Stored data entries |
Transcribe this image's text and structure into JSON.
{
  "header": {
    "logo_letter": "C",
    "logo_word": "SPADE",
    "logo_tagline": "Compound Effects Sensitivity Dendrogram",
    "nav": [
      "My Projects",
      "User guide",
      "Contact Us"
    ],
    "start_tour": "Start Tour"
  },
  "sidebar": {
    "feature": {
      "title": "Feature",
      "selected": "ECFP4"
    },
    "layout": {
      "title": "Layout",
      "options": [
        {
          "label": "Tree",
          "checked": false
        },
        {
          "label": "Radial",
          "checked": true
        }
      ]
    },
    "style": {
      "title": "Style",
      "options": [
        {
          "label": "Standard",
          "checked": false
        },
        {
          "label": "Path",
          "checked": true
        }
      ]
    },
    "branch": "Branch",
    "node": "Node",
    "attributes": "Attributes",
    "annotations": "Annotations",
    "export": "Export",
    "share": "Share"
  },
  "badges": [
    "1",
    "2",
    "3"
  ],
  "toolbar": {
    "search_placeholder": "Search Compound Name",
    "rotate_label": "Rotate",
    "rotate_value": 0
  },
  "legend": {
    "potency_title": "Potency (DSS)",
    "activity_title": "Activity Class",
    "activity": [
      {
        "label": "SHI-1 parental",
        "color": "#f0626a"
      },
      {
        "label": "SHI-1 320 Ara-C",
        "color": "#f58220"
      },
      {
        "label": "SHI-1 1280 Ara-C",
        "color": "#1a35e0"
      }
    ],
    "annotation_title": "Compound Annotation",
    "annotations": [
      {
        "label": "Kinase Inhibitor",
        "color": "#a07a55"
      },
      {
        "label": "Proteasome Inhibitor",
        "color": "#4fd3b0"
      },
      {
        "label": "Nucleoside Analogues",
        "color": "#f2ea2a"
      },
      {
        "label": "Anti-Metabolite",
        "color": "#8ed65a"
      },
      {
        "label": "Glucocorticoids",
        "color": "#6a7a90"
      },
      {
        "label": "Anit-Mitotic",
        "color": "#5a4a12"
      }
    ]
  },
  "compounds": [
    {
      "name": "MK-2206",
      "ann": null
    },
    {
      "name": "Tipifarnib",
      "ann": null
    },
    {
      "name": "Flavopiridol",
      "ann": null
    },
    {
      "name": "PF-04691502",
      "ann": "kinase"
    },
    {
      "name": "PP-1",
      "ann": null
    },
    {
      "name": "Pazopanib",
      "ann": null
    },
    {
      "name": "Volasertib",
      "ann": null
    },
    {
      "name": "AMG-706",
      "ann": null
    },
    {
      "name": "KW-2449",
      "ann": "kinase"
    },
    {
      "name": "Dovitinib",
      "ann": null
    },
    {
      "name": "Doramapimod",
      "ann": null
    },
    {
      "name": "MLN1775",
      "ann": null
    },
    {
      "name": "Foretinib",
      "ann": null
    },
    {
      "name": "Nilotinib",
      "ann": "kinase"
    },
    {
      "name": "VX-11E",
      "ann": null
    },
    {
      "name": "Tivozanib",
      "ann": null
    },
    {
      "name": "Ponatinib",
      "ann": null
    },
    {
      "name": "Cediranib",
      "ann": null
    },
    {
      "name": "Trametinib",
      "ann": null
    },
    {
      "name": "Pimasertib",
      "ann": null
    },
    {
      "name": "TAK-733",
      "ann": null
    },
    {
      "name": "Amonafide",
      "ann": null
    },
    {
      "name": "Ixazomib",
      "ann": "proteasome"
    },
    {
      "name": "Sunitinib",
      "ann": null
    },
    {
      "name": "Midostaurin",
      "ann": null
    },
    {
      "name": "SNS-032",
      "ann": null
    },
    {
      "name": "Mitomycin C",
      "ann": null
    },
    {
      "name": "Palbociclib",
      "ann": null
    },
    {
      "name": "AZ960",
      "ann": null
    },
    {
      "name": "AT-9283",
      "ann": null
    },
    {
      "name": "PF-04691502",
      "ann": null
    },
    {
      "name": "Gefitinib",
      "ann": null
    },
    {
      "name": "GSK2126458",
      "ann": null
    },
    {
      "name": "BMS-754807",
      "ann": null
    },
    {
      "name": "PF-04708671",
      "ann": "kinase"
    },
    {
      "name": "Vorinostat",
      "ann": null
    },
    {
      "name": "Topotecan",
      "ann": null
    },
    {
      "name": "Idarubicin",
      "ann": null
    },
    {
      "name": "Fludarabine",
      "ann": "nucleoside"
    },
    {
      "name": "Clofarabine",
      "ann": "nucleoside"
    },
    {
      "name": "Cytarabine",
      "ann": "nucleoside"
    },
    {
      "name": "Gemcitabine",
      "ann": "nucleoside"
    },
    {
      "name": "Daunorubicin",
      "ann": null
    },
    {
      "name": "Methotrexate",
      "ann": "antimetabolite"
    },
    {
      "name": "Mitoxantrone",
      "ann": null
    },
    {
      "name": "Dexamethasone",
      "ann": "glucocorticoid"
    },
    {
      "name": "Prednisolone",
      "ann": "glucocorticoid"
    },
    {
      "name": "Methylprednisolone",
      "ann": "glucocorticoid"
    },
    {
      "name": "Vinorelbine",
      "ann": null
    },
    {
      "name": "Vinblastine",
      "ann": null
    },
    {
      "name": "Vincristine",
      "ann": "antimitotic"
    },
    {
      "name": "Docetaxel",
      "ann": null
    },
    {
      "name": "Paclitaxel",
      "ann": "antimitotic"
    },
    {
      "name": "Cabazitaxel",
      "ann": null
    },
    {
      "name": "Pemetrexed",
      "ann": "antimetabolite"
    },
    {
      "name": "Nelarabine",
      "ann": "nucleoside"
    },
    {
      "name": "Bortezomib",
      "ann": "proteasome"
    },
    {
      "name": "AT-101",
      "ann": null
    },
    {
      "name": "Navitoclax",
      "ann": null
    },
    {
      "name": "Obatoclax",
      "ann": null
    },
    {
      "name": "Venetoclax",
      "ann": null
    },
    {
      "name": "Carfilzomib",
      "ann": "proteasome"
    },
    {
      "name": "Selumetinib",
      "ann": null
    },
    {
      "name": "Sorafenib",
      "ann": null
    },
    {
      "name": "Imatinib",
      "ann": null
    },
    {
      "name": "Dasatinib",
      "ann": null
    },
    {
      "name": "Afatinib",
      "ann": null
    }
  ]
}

Problem to work on |
Reproduce all of the entries word for word.

Finished answer |
Transcribe this image's text and structure into JSON.
{
  "header": {
    "logo_letter": "C",
    "logo_word": "SPADE",
    "logo_tagline": "Compound Effects Sensitivity Dendrogram",
    "nav": [
      "My Projects",
      "User guide",
      "Contact Us"
    ],
    "start_tour": "Start Tour"
  },
  "sidebar": {
    "feature": {
      "title": "Feature",
      "selected": "ECFP4"
    },
    "layout": {
      "title": "Layout",
      "options": [
        {
          "label": "Tree",
          "checked": false
        },
        {
          "label": "Radial",
          "checked": true
        }
      ]
    },
    "style": {
      "title": "Style",
      "options": [
        {
          "label": "Standard",
          "checked": false
        },
        {
          "label": "Path",
          "checked": true
        }
      ]
    },
    "branch": "Branch",
    "node": "Node",
    "attributes": "Attributes",
    "annotations": "Annotations",
    "export": "Export",
    "share": "Share"
  },
  "badges": [
    "1",
    "2",
    "3"
  ],
  "toolbar": {
    "search_placeholder": "Search Compound Name",
    "rotate_label": "Rotate",
    "rotate_value": 0
  },
  "legend": {
    "potency_title": "Potency (DSS)",
    "activity_title": "Activity Class",
    "activity": [
      {
        "label": "SHI-1 parental",
        "color": "#f0626a"
      },
      {
        "label": "SHI-1 320 Ara-C",
        "color": "#f58220"
      },
      {
        "label": "SHI-1 1280 Ara-C",
        "color": "#1a35e0"
      }
    ],
    "annotation_title": "Compound Annotation",
    "annotations": [
      {
        "label": "Kinase Inhibitor",
        "color": "#a07a55"
      },
      {
        "label": "Proteasome Inhibitor",
        "color": "#4fd3b0"
      },
      {
        "label": "Nucleoside Analogues",
        "color": "#f2ea2a"
      },
      {
        "label": "Anti-Metabolite",
        "color": "#8ed65a"
      },
      {
        "label": "Glucocorticoids",
        "color": "#6a7a90"
      },
      {
        "label": "Anit-Mitotic",
        "color": "#5a4a12"
      }
    ]
  },
  "compounds": [
    {
      "name": "MK-2206",
      "ann": null
    },
    {
      "name": "Tipifarnib",
      "ann": null
    },
    {
      "name": "Flavopiridol",
      "ann": null
    },
    {
      "name": "PF-04691502",
      "ann": "kinase"
    },
    {
      "name": "PP-1",
      "ann": null
    },
    {
      "name": "Pazopanib",
      "ann": null
    },
    {
      "name": "Volasertib",
      "ann": null
    },
    {
      "name": "AMG-706",
      "ann": null
    },
    {
      "name": "KW-2449",
      "ann": "kinase"
    },
    {
      "name": "Dovitinib",
      "ann": null
    },
    {
      "name": "Doramapimod",
      "ann": null
    },
    {
      "name": "MLN1775",
      "ann": null
    },
    {
      "name": "Foretinib",
      "ann": null
    },
    {
      "name": "Nilotinib",
      "ann": "kinase"
    },
    {
      "name": "VX-11E",
      "ann": null
    },
    {
      "name": "Tivozanib",
      "ann": null
    },
    {
      "name": "Ponatinib",
      "ann": null
    },
    {
      "name": "Cediranib",
      "ann": null
    },
    {
      "name": "Trametinib",
      "ann": null
    },
    {
      "name": "Pimasertib",
      "ann": null
    },
    {
      "name": "TAK-733",
      "ann": null
    },
    {
      "name": "Amonafide",
      "ann": null
    },
    {
      "name": "Ixazomib",
      "ann": "proteasome"
    },
    {
      "name": "Sunitinib",
      "ann": null
    },
    {
      "name": "Midostaurin",
      "ann": null
    },
    {
      "name": "SNS-032",
      "ann": null
    },
    {
      "name": "Mitomycin C",
      "ann": null
    },
    {
      "name": "Palbociclib",
      "ann": null
    },
    {
      "name": "AZ960",
      "ann": null
    },
    {
      "name": "AT-9283",
      "ann": null
    },
    {
      "name": "PF-04691502",
      "ann": null
    },
    {
      "name": "Gefitinib",
      "ann": null
    },
    {
      "name": "GSK2126458",
      "ann": null
    },
    {
      "name": "BMS-754807",
      "ann": null
    },
    {
      "name": "PF-04708671",
      "ann": "kinase"
    },
    {
      "name": "Vorinostat",
      "ann": null
    },
    {
      "name": "Topotecan",
      "ann": null
    },
    {
      "name": "Idarubicin",
      "ann": null
    },
    {
      "name": "Fludarabine",
      "ann": "nucleoside"
    },
    {
      "name": "Clofarabine",
      "ann": "nucleoside"
    },
    {
      "name": "Cytarabine",
      "ann": "nucleoside"
    },
    {
      "name": "Gemcitabine",
      "ann": "nucleoside"
    },
    {
      "name": "Daunorubicin",
      "ann": null
    },
    {
      "name": "Methotrexate",
      "ann": "antimetabolite"
    },
    {
      "name": "Mitoxantrone",
      "ann": null
    },
    {
      "name": "Dexamethasone",
      "ann": "glucocorticoid"
    },
    {
      "name": "Prednisolone",
      "ann": "glucocorticoid"
    },
    {
      "name": "Methylprednisolone",
      "ann": "glucocorticoid"
    },
    {
      "name": "Vinorelbine",
      "ann": null
    },
    {
      "name": "Vinblastine",
      "ann": null
    },
    {
      "name": "Vincristine",
      "ann": "antimitotic"
    },
    {
      "name": "Docetaxel",
      "ann": null
    },
    {
      "name": "Paclitaxel",
      "ann": "antimitotic"
    },
    {
      "name": "Cabazitaxel",
      "ann": null
    },
    {
      "name": "Pemetrexed",
      "ann": "antimetabolite"
    },
    {
      "name": "Nelarabine",
      "ann": "nucleoside"
    },
    {
      "name": "Bortezomib",
      "ann": "proteasome"
    },
    {
      "name": "AT-101",
      "ann": null
    },
    {
      "name": "Navitoclax",
      "ann": null
    },
    {
      "name": "Obatoclax",
      "ann": null
    },
    {
      "name": "Venetoclax",
      "ann": null
    },
    {
      "name": "Carfilzomib",
      "ann": "proteasome"
    },
    {
      "name": "Selumetinib",
      "ann": null
    },
    {
      "name": "Sorafenib",
      "ann": null
    },
    {
      "name": "Imatinib",
      "ann": null
    },
    {
      "name": "Dasatinib",
      "ann": null
    },
    {
      "name": "Afatinib",
      "ann": null
    }
  ]
}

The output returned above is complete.